--- What to work on ---
Quote the data below in full, minus the images.

--- Given data ---
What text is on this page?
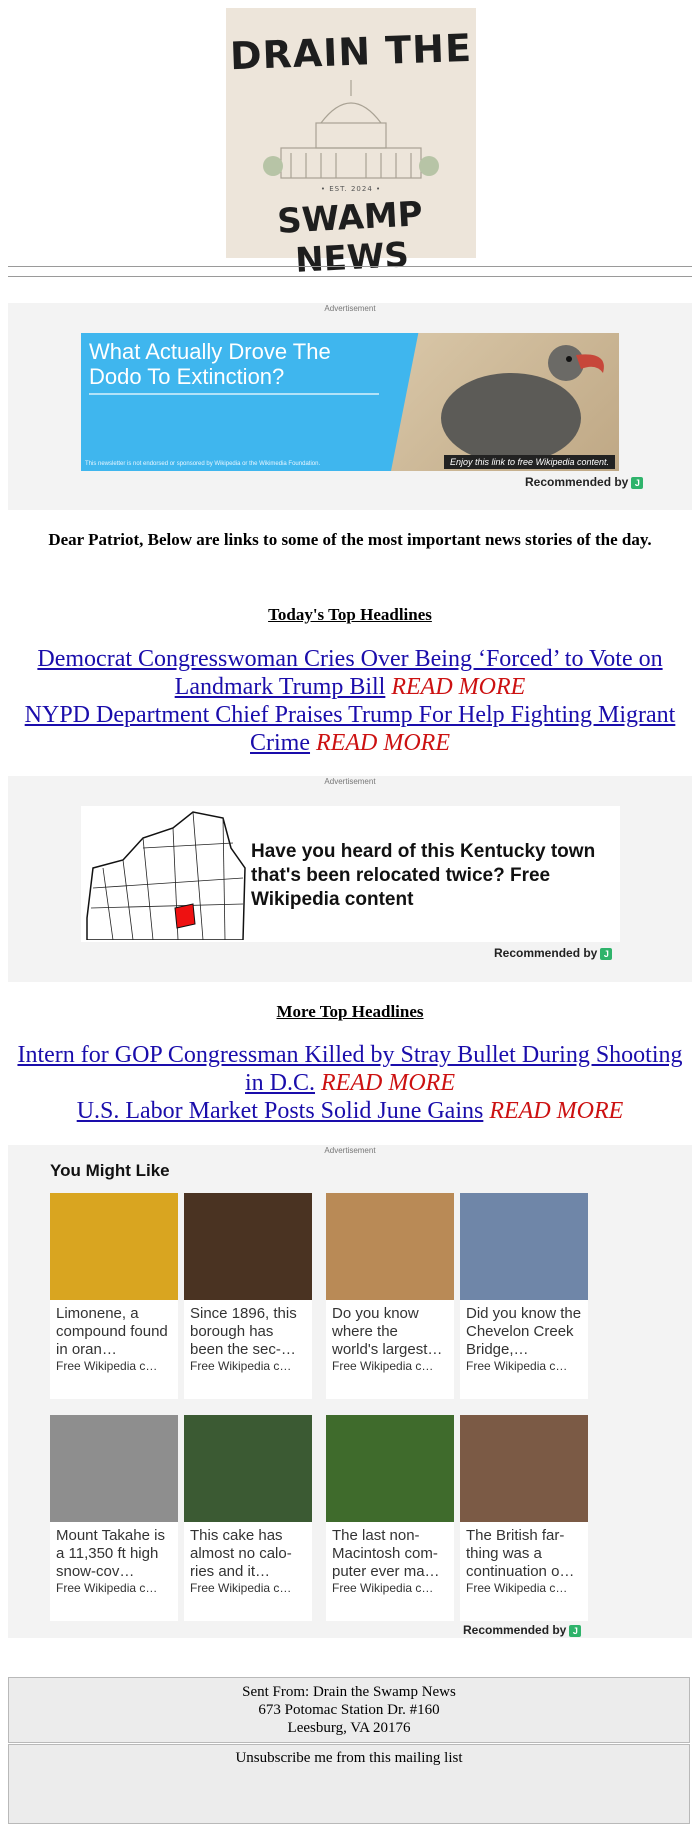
DRAIN THE
• EST. 2024 •
SWAMP NEWS
Advertisement
What Actually Drove The Dodo To Extinction?
This newsletter is not endorsed or sponsored by Wikipedia or the Wikimedia Foundation.	Enjoy this link to free Wikipedia content.
Recommended by J
Dear Patriot, Below are links to some of the most important news stories of the day.
Today's Top Headlines
Democrat Congresswoman Cries Over Being ‘Forced’ to Vote on Landmark Trump Bill READ MORE
NYPD Department Chief Praises Trump For Help Fighting Migrant Crime READ MORE
Advertisement
Have you heard of this Kentucky town that's been relocated twice? Free Wikipedia content
Recommended by J
More Top Headlines
Intern for GOP Congressman Killed by Stray Bullet During Shooting in D.C. READ MORE
U.S. Labor Market Posts Solid June Gains READ MORE
Advertisement
You Might Like
Limonene, a compound found in oran…
Free Wikipedia c…
Since 1896, this borough has been the sec-…
Free Wikipedia c…
Do you know where the world's largest…
Free Wikipedia c…
Did you know the Chevelon Creek Bridge,…
Free Wikipedia c…
Mount Takahe is a 11,350 ft high snow-cov…
Free Wikipedia c…
This cake has almost no calo-ries and it…
Free Wikipedia c…
The last non-Macintosh com-puter ever ma…
Free Wikipedia c…
The British far-thing was a continuation o…
Free Wikipedia c…
Recommended by J
Sent From: Drain the Swamp News
673 Potomac Station Dr. #160
Leesburg, VA 20176
Unsubscribe me from this mailing list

--- Output for this task ---
What text is on this page?
DRAIN THE
• EST. 2024 •
SWAMP NEWS
Advertisement
What Actually Drove The Dodo To Extinction?
This newsletter is not endorsed or sponsored by Wikipedia or the Wikimedia Foundation.	Enjoy this link to free Wikipedia content.
Recommended by J
Dear Patriot, Below are links to some of the most important news stories of the day.
Today's Top Headlines
Democrat Congresswoman Cries Over Being ‘Forced’ to Vote on Landmark Trump Bill READ MORE
NYPD Department Chief Praises Trump For Help Fighting Migrant Crime READ MORE
Advertisement
Have you heard of this Kentucky town that's been relocated twice? Free Wikipedia content
Recommended by J
More Top Headlines
Intern for GOP Congressman Killed by Stray Bullet During Shooting in D.C. READ MORE
U.S. Labor Market Posts Solid June Gains READ MORE
Advertisement
You Might Like
Limonene, a compound found in oran…
Free Wikipedia c…
Since 1896, this borough has been the sec-…
Free Wikipedia c…
Do you know where the world's largest…
Free Wikipedia c…
Did you know the Chevelon Creek Bridge,…
Free Wikipedia c…
Mount Takahe is a 11,350 ft high snow-cov…
Free Wikipedia c…
This cake has almost no calo-ries and it…
Free Wikipedia c…
The last non-Macintosh com-puter ever ma…
Free Wikipedia c…
The British far-thing was a continuation o…
Free Wikipedia c…
Recommended by J
Sent From: Drain the Swamp News
673 Potomac Station Dr. #160
Leesburg, VA 20176
Unsubscribe me from this mailing list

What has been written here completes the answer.